Set problem: Wherever the string "main" appears in a line, extract that line.

Data extract:
--------------------

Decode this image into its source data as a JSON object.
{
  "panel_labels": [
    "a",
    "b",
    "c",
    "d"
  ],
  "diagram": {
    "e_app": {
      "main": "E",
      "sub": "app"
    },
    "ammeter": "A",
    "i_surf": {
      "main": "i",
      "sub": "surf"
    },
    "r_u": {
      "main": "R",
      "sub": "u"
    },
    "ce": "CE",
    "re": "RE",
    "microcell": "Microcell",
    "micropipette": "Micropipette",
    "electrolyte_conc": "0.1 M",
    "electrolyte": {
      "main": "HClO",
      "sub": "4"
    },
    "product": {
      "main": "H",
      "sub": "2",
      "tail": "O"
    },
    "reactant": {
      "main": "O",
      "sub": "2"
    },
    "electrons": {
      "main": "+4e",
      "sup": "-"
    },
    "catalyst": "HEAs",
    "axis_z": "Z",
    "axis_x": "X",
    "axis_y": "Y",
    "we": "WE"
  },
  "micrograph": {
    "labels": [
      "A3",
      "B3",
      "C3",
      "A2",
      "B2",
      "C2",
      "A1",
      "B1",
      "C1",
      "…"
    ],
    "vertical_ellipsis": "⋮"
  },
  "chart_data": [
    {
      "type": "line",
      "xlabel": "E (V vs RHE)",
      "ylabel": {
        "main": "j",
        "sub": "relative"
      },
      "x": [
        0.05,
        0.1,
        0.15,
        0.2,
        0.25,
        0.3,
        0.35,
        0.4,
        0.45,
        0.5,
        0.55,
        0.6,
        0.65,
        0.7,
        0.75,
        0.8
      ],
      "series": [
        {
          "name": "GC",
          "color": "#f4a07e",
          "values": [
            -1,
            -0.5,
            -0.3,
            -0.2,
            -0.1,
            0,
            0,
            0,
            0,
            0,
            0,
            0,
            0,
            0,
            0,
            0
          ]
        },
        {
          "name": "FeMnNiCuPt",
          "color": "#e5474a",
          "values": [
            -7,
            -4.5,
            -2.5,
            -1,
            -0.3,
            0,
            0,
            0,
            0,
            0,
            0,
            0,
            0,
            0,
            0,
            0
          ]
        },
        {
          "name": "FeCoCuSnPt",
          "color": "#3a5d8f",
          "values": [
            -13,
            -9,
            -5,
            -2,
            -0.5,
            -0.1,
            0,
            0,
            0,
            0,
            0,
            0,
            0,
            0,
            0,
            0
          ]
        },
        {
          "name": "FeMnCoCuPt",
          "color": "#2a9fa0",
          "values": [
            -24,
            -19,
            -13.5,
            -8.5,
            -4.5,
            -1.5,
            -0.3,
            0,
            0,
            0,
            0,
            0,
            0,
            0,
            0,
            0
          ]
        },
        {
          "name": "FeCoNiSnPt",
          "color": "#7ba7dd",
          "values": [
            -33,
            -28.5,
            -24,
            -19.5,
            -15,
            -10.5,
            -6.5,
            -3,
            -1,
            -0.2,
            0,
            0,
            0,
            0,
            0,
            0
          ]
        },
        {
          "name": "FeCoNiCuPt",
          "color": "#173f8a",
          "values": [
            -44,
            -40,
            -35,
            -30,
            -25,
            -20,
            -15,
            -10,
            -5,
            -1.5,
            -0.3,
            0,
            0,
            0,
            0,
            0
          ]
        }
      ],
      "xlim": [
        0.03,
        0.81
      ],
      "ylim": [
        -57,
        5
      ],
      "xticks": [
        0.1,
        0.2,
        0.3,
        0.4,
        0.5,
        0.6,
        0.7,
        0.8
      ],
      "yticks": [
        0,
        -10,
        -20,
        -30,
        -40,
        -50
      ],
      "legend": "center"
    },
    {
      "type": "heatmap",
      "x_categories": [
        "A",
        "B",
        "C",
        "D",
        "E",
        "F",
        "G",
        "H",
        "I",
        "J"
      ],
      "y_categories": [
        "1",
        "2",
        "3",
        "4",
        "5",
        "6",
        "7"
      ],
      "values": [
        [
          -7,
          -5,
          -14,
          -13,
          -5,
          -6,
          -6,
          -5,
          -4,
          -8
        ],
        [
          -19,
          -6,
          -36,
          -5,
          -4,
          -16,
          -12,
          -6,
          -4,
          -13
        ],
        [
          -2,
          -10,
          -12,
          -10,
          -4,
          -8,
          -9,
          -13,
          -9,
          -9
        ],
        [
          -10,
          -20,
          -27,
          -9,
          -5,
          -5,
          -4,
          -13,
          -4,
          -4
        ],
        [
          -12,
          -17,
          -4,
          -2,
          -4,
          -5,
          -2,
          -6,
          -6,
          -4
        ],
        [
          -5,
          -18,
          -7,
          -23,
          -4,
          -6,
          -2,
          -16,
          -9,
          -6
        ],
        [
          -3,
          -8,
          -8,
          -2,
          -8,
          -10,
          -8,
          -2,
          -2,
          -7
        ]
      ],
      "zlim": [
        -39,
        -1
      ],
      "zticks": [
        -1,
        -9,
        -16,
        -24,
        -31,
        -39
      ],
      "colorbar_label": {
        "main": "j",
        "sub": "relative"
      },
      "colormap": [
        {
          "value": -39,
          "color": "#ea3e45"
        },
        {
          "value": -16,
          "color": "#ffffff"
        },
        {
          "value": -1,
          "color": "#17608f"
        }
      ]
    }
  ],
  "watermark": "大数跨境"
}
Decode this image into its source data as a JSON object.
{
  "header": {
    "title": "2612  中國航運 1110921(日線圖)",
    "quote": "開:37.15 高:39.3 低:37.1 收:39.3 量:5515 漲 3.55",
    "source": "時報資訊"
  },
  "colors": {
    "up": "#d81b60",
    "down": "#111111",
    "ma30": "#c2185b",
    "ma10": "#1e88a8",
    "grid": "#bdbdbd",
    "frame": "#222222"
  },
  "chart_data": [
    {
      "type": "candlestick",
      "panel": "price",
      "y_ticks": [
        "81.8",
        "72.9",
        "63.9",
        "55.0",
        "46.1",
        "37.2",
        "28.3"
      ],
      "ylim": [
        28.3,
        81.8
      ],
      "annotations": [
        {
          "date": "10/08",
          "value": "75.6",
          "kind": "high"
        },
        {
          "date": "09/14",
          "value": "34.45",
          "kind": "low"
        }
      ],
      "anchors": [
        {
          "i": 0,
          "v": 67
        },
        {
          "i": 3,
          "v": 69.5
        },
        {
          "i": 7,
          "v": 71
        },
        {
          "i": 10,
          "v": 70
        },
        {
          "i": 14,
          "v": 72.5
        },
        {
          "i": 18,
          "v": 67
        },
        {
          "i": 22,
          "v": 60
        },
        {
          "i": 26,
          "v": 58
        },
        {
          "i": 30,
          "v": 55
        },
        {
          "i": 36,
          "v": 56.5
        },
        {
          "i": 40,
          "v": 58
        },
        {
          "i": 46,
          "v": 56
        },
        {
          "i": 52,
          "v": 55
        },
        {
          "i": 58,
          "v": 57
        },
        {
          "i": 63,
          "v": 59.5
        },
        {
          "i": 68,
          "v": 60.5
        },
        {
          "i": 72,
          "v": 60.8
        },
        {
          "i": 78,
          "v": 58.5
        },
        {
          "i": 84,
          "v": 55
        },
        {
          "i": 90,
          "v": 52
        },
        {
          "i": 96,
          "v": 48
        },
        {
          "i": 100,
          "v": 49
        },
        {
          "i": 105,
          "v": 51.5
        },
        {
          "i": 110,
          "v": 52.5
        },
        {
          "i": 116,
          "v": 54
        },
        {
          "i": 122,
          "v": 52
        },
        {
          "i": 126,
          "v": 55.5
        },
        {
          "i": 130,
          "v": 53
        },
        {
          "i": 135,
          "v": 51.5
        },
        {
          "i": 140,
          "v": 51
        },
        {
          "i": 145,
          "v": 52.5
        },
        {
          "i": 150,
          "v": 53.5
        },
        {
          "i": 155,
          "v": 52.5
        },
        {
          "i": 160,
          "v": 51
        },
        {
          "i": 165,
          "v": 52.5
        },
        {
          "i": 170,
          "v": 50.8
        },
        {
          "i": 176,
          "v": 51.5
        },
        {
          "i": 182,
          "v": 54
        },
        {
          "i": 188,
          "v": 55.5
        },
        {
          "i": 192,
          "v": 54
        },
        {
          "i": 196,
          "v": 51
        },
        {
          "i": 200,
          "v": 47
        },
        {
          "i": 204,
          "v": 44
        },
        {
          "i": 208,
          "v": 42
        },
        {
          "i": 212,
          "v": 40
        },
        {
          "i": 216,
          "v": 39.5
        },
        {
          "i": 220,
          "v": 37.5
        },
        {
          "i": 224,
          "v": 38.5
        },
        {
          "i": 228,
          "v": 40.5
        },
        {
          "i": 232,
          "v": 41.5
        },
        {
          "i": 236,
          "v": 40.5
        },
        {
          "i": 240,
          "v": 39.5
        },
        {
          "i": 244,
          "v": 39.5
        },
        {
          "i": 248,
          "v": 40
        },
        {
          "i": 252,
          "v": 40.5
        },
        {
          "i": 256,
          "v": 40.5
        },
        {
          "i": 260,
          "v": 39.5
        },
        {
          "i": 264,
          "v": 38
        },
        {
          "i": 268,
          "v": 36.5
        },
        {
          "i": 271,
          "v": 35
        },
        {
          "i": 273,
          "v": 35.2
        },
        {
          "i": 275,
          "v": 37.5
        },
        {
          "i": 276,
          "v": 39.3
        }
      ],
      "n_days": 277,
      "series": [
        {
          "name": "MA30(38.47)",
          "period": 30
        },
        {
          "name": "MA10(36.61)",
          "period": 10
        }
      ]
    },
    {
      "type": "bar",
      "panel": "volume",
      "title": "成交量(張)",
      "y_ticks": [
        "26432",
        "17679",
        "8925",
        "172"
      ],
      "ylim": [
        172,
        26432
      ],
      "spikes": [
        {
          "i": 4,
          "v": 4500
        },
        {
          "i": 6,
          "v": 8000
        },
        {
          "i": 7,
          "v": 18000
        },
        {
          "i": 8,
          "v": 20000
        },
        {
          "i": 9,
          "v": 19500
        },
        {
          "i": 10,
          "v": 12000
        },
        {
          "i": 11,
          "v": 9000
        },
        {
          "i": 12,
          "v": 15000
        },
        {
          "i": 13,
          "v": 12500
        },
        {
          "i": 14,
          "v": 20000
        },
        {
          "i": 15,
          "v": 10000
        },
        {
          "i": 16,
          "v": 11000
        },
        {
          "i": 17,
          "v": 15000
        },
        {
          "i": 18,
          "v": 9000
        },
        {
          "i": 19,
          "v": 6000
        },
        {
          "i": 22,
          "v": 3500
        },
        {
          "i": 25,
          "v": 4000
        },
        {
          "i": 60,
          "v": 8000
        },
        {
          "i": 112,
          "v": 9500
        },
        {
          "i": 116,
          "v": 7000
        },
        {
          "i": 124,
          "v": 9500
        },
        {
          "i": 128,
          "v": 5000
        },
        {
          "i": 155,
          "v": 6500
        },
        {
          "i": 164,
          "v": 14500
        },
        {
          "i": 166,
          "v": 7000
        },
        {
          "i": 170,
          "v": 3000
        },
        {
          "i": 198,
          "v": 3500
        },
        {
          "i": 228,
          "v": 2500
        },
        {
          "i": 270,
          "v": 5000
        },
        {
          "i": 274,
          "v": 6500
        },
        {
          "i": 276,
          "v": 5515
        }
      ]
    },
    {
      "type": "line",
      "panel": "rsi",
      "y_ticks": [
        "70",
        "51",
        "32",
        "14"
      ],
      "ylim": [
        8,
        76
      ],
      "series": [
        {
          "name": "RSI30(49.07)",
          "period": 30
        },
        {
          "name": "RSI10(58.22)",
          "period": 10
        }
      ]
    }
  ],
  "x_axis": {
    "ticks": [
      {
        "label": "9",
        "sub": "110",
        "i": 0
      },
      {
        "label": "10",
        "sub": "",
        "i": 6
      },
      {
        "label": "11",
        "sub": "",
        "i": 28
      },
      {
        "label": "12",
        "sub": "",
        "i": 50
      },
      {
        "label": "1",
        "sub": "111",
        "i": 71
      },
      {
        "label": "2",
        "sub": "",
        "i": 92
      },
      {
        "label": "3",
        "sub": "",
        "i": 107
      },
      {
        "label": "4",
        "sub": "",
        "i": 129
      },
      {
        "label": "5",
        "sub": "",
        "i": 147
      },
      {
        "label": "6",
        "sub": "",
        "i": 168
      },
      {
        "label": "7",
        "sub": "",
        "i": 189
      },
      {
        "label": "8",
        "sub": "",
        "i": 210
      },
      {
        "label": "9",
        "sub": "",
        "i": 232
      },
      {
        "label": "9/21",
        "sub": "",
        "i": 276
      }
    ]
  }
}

--------------------

Response below:
      "main": "E",
      "main": "i",
      "main": "R",
      "main": "HClO",
      "main": "H",
      "main": "O",
      "main": "+4e",
        "main": "j",
        "main": "j",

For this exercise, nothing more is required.